## Items
★ ★ ★ ★ ★

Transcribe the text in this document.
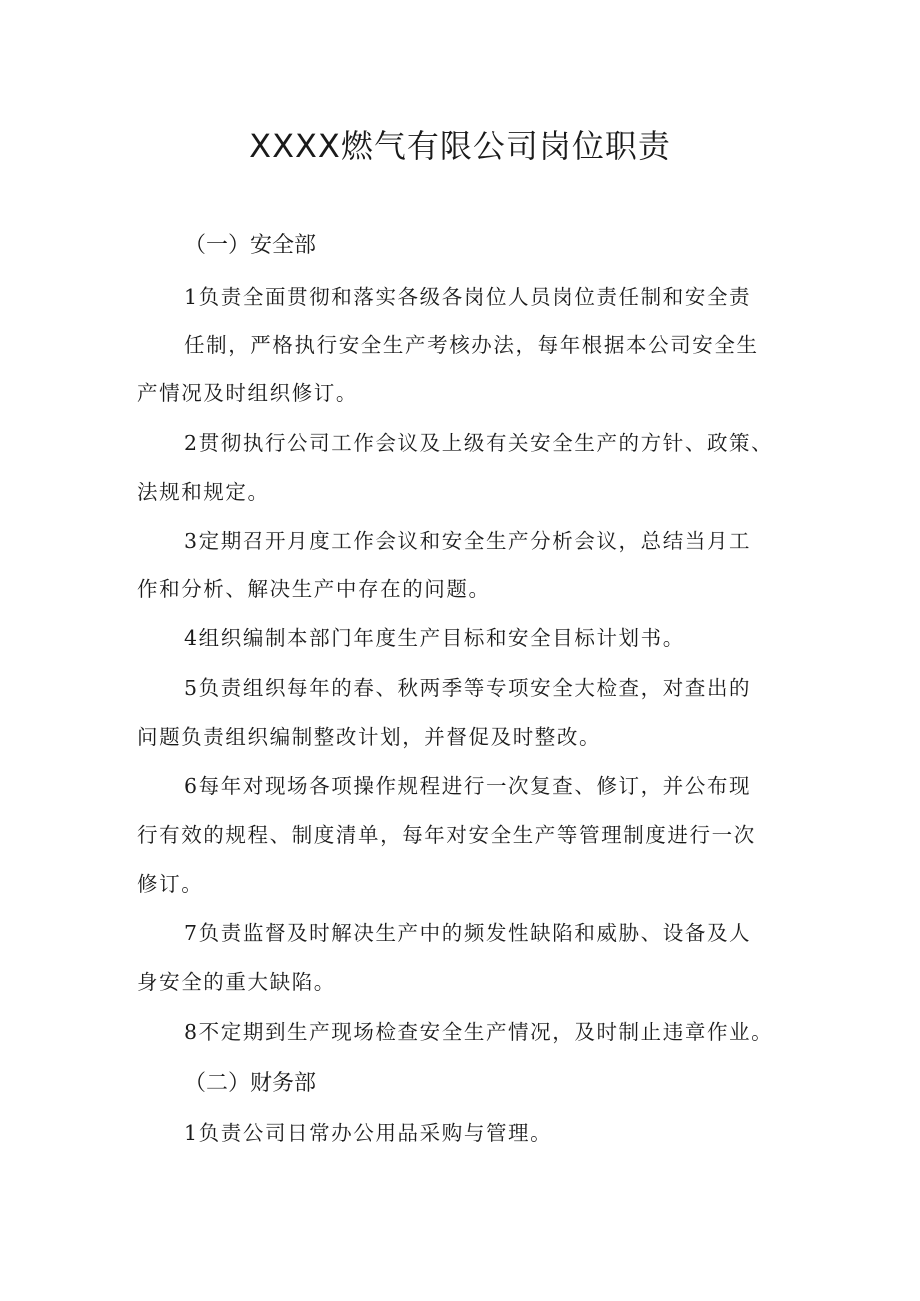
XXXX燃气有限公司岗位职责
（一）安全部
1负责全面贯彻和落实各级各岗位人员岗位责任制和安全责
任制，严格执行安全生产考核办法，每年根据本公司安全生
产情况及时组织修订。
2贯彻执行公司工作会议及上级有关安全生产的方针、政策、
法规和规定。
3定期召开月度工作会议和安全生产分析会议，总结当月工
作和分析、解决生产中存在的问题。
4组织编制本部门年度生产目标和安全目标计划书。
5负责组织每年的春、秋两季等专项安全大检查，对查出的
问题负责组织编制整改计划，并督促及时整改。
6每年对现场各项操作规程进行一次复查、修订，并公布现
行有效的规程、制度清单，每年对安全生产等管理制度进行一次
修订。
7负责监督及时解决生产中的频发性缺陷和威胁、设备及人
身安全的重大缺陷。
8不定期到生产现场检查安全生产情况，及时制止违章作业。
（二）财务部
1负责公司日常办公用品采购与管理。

★ ★ ★ ★ ★

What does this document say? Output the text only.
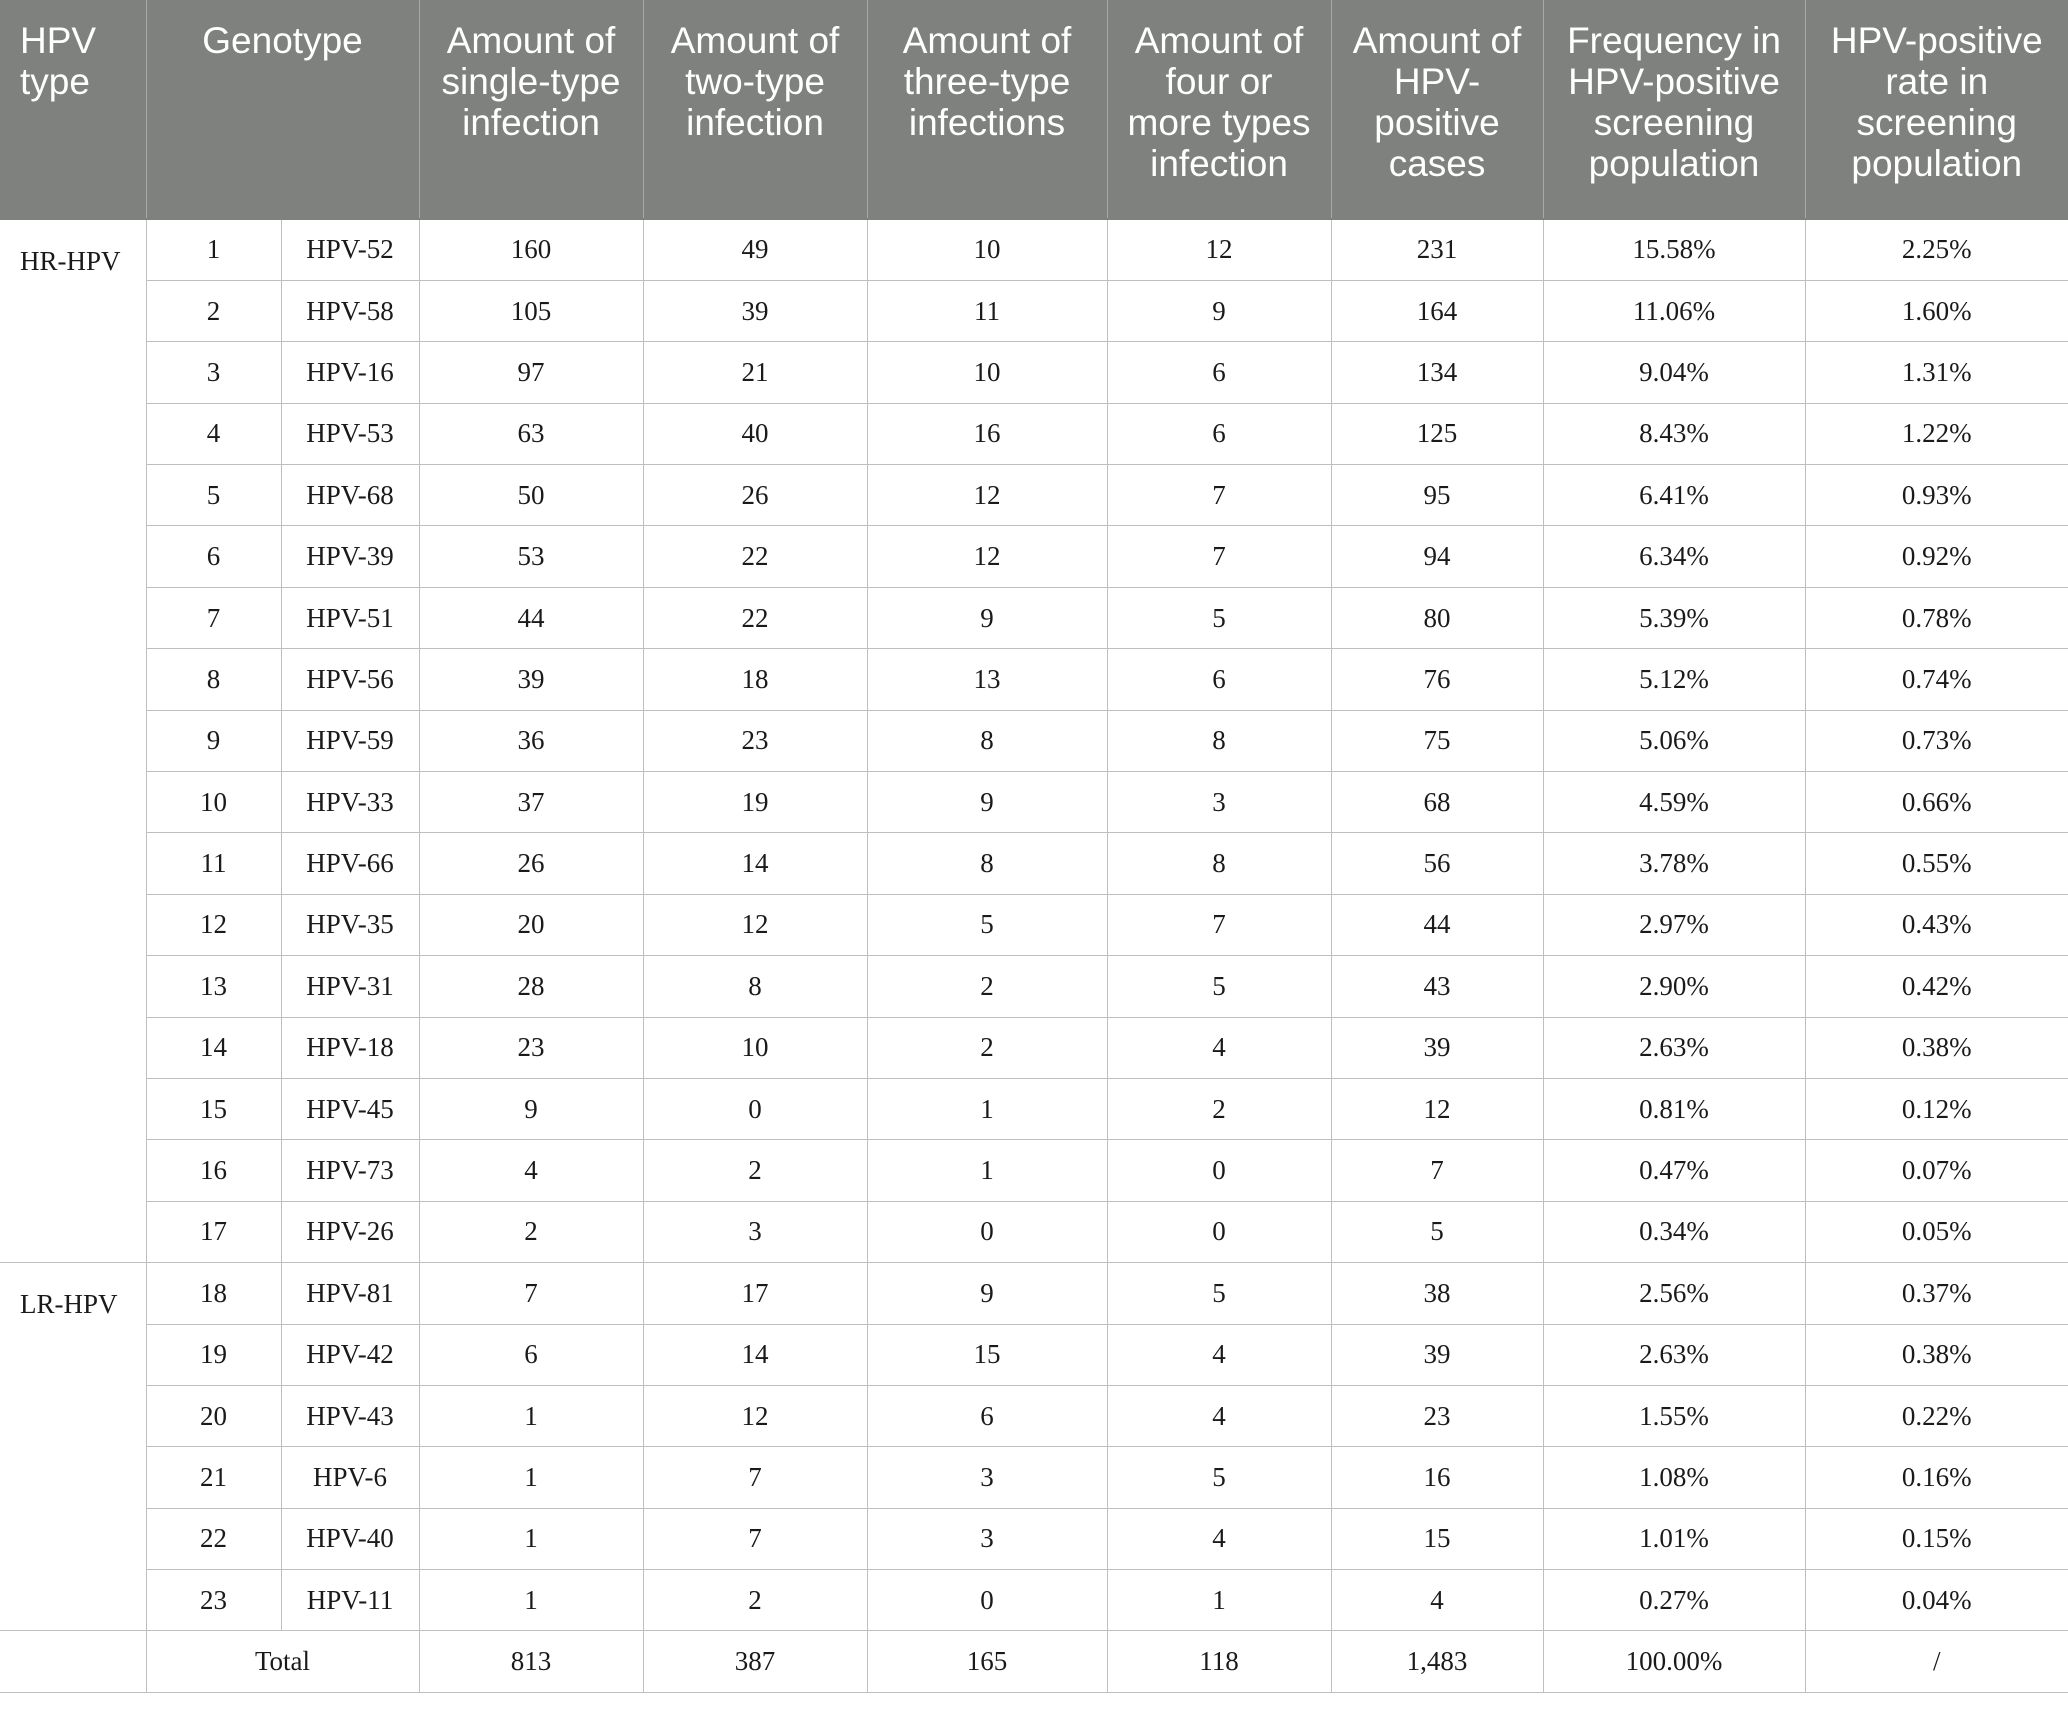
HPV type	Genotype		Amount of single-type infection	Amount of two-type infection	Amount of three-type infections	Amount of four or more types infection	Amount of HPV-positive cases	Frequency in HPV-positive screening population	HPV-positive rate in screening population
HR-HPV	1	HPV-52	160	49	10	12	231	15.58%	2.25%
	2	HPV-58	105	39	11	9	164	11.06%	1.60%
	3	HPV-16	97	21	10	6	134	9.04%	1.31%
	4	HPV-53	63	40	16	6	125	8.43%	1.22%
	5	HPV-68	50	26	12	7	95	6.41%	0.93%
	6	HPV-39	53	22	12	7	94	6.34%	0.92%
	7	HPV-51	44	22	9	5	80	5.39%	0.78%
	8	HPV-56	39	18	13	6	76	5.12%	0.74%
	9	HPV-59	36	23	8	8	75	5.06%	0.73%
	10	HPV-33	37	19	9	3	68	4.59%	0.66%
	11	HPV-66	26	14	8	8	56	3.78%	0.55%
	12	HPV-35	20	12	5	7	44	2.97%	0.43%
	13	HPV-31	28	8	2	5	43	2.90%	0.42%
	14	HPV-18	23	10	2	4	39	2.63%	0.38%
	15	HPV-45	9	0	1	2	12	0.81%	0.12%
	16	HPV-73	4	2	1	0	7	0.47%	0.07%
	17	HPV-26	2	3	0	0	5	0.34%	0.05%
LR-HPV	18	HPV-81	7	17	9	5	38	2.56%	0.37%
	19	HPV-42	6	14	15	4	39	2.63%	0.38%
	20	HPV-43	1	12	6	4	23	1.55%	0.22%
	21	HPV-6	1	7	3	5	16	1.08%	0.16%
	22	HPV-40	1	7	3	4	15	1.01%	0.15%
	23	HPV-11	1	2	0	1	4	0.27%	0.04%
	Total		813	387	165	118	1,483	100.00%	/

★ ★ ★ ★ ★

## Written exercise
Search the records above for the string "document". Copy every line that contains it.

## Full response
Transcribe the text in this document.
What does this document say? Output the text only.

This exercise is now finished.